(Records that describe figures)
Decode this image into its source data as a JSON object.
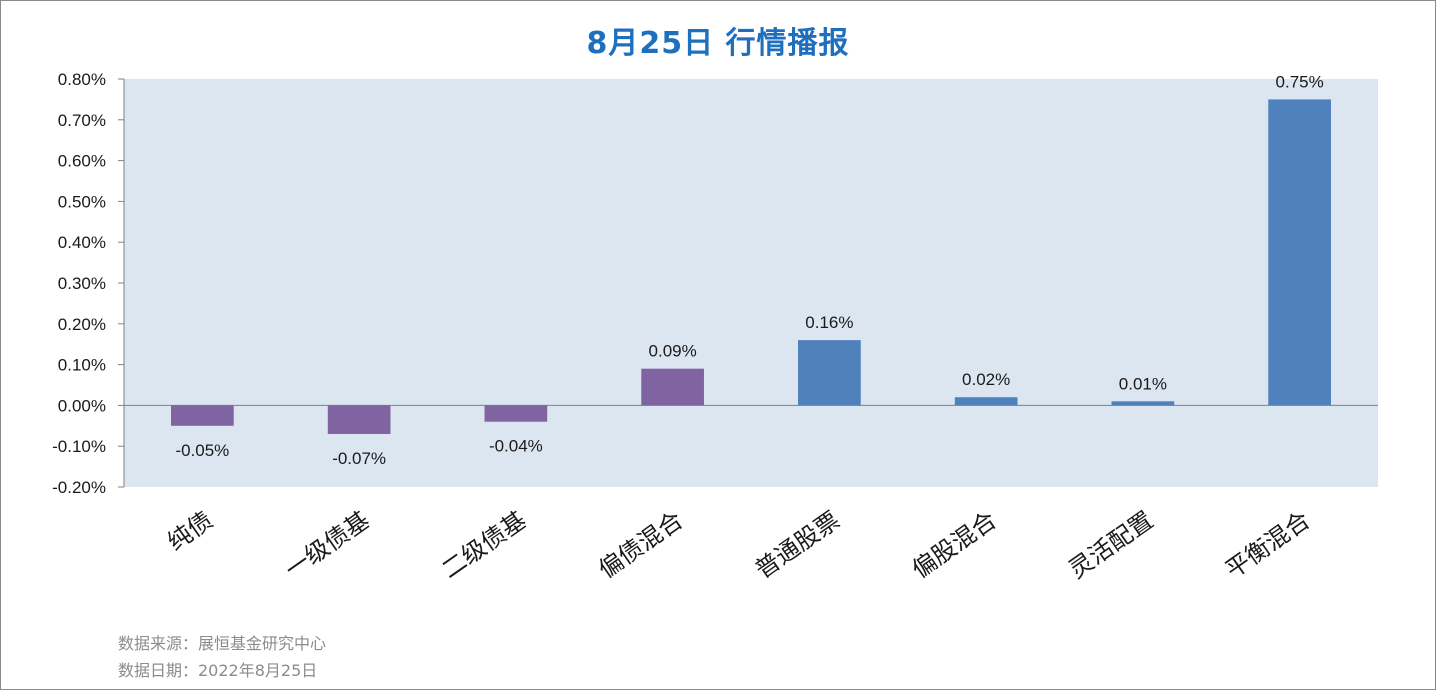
{
  "title": "8月25日  行情播报",
  "footer": {
    "source": "数据来源：展恒基金研究中心",
    "date": "数据日期：2022年8月25日"
  },
  "colors": {
    "plot_bg": "#dce6f1",
    "bond": "#8064a2",
    "equity": "#4f81bd",
    "title": "#1f6fbf"
  },
  "chart_data": {
    "type": "bar",
    "title": "8月25日  行情播报",
    "xlabel": "",
    "ylabel": "",
    "ylim": [
      -0.2,
      0.8
    ],
    "yticks": [
      0.8,
      0.7,
      0.6,
      0.5,
      0.4,
      0.3,
      0.2,
      0.1,
      0.0,
      -0.1,
      -0.2
    ],
    "ytick_labels": [
      "0.80%",
      "0.70%",
      "0.60%",
      "0.50%",
      "0.40%",
      "0.30%",
      "0.20%",
      "0.10%",
      "0.00%",
      "-0.10%",
      "-0.20%"
    ],
    "grid": false,
    "legend": "none",
    "categories": [
      "纯债",
      "一级债基",
      "二级债基",
      "偏债混合",
      "普通股票",
      "偏股混合",
      "灵活配置",
      "平衡混合"
    ],
    "values": [
      -0.05,
      -0.07,
      -0.04,
      0.09,
      0.16,
      0.02,
      0.01,
      0.75
    ],
    "value_labels": [
      "-0.05%",
      "-0.07%",
      "-0.04%",
      "0.09%",
      "0.16%",
      "0.02%",
      "0.01%",
      "0.75%"
    ],
    "bar_colors": [
      "#8064a2",
      "#8064a2",
      "#8064a2",
      "#8064a2",
      "#4f81bd",
      "#4f81bd",
      "#4f81bd",
      "#4f81bd"
    ]
  }
}
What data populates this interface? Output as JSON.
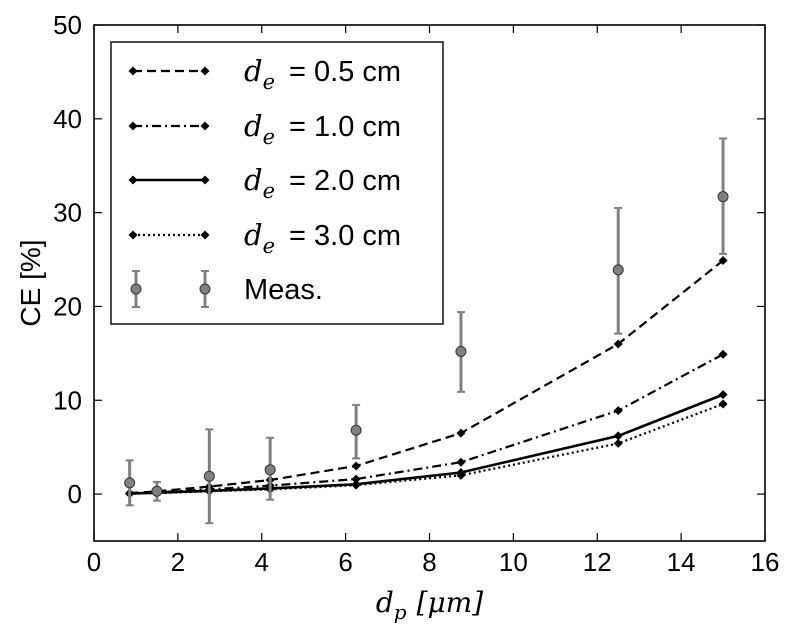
{
  "chart_data": {
    "type": "line",
    "title": "",
    "xlabel": {
      "var": "d",
      "sub": "p",
      "unit": "[μm]"
    },
    "ylabel": "CE [%]",
    "xlim": [
      0,
      16
    ],
    "ylim": [
      -5,
      50
    ],
    "xticks": [
      0,
      2,
      4,
      6,
      8,
      10,
      12,
      14,
      16
    ],
    "yticks": [
      0,
      10,
      20,
      30,
      40,
      50
    ],
    "grid": false,
    "legend_position": "top-left",
    "x": [
      0.85,
      1.5,
      2.75,
      4.2,
      6.25,
      8.75,
      12.5,
      15.0
    ],
    "series": [
      {
        "name": "0.5 cm",
        "legend_var": "d",
        "legend_sub": "e",
        "style": "dashed",
        "values": [
          0.1,
          0.3,
          0.8,
          1.5,
          3.0,
          6.5,
          16.0,
          24.9
        ]
      },
      {
        "name": "1.0 cm",
        "legend_var": "d",
        "legend_sub": "e",
        "style": "dashdot",
        "values": [
          0.05,
          0.2,
          0.5,
          0.9,
          1.6,
          3.4,
          8.9,
          14.9
        ]
      },
      {
        "name": "2.0 cm",
        "legend_var": "d",
        "legend_sub": "e",
        "style": "solid",
        "values": [
          0.05,
          0.15,
          0.35,
          0.6,
          1.05,
          2.3,
          6.2,
          10.6
        ]
      },
      {
        "name": "3.0 cm",
        "legend_var": "d",
        "legend_sub": "e",
        "style": "dotted",
        "values": [
          0.05,
          0.1,
          0.3,
          0.5,
          0.95,
          2.0,
          5.4,
          9.6
        ]
      }
    ],
    "measurements": {
      "name": "Meas.",
      "x": [
        0.85,
        1.5,
        2.75,
        4.2,
        6.25,
        8.75,
        12.5,
        15.0
      ],
      "y": [
        1.2,
        0.3,
        1.9,
        2.6,
        6.8,
        15.2,
        23.9,
        31.7
      ],
      "err_low": [
        2.4,
        1.0,
        5.0,
        3.2,
        3.0,
        4.3,
        6.8,
        6.1
      ],
      "err_high": [
        2.4,
        1.0,
        5.0,
        3.4,
        2.7,
        4.2,
        6.6,
        6.2
      ]
    },
    "colors": {
      "lines": "#000000",
      "measurement": "#808080"
    }
  }
}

- **Task**
Skip every picture and transcribe the data above exactly.

- **Solution to this exercise**
Decode this image into its source data as a JSON object.
{
  "title": "8月25日  行情播报",
  "footer": {
    "source": "数据来源：展恒基金研究中心",
    "date": "数据日期：2022年8月25日"
  },
  "colors": {
    "plot_bg": "#dce6f1",
    "bond": "#8064a2",
    "equity": "#4f81bd",
    "title": "#1f6fbf"
  },
  "chart_data": {
    "type": "bar",
    "title": "8月25日  行情播报",
    "xlabel": "",
    "ylabel": "",
    "ylim": [
      -0.2,
      0.8
    ],
    "yticks": [
      0.8,
      0.7,
      0.6,
      0.5,
      0.4,
      0.3,
      0.2,
      0.1,
      0.0,
      -0.1,
      -0.2
    ],
    "ytick_labels": [
      "0.80%",
      "0.70%",
      "0.60%",
      "0.50%",
      "0.40%",
      "0.30%",
      "0.20%",
      "0.10%",
      "0.00%",
      "-0.10%",
      "-0.20%"
    ],
    "grid": false,
    "legend": "none",
    "categories": [
      "纯债",
      "一级债基",
      "二级债基",
      "偏债混合",
      "普通股票",
      "偏股混合",
      "灵活配置",
      "平衡混合"
    ],
    "values": [
      -0.05,
      -0.07,
      -0.04,
      0.09,
      0.16,
      0.02,
      0.01,
      0.75
    ],
    "value_labels": [
      "-0.05%",
      "-0.07%",
      "-0.04%",
      "0.09%",
      "0.16%",
      "0.02%",
      "0.01%",
      "0.75%"
    ],
    "bar_colors": [
      "#8064a2",
      "#8064a2",
      "#8064a2",
      "#8064a2",
      "#4f81bd",
      "#4f81bd",
      "#4f81bd",
      "#4f81bd"
    ]
  }
}
What data populates this interface? Output as JSON.
{
  "chart_data": {
    "type": "line",
    "title": "",
    "xlabel": {
      "var": "d",
      "sub": "p",
      "unit": "[μm]"
    },
    "ylabel": "CE [%]",
    "xlim": [
      0,
      16
    ],
    "ylim": [
      -5,
      50
    ],
    "xticks": [
      0,
      2,
      4,
      6,
      8,
      10,
      12,
      14,
      16
    ],
    "yticks": [
      0,
      10,
      20,
      30,
      40,
      50
    ],
    "grid": false,
    "legend_position": "top-left",
    "x": [
      0.85,
      1.5,
      2.75,
      4.2,
      6.25,
      8.75,
      12.5,
      15.0
    ],
    "series": [
      {
        "name": "0.5 cm",
        "legend_var": "d",
        "legend_sub": "e",
        "style": "dashed",
        "values": [
          0.1,
          0.3,
          0.8,
          1.5,
          3.0,
          6.5,
          16.0,
          24.9
        ]
      },
      {
        "name": "1.0 cm",
        "legend_var": "d",
        "legend_sub": "e",
        "style": "dashdot",
        "values": [
          0.05,
          0.2,
          0.5,
          0.9,
          1.6,
          3.4,
          8.9,
          14.9
        ]
      },
      {
        "name": "2.0 cm",
        "legend_var": "d",
        "legend_sub": "e",
        "style": "solid",
        "values": [
          0.05,
          0.15,
          0.35,
          0.6,
          1.05,
          2.3,
          6.2,
          10.6
        ]
      },
      {
        "name": "3.0 cm",
        "legend_var": "d",
        "legend_sub": "e",
        "style": "dotted",
        "values": [
          0.05,
          0.1,
          0.3,
          0.5,
          0.95,
          2.0,
          5.4,
          9.6
        ]
      }
    ],
    "measurements": {
      "name": "Meas.",
      "x": [
        0.85,
        1.5,
        2.75,
        4.2,
        6.25,
        8.75,
        12.5,
        15.0
      ],
      "y": [
        1.2,
        0.3,
        1.9,
        2.6,
        6.8,
        15.2,
        23.9,
        31.7
      ],
      "err_low": [
        2.4,
        1.0,
        5.0,
        3.2,
        3.0,
        4.3,
        6.8,
        6.1
      ],
      "err_high": [
        2.4,
        1.0,
        5.0,
        3.4,
        2.7,
        4.2,
        6.6,
        6.2
      ]
    },
    "colors": {
      "lines": "#000000",
      "measurement": "#808080"
    }
  }
}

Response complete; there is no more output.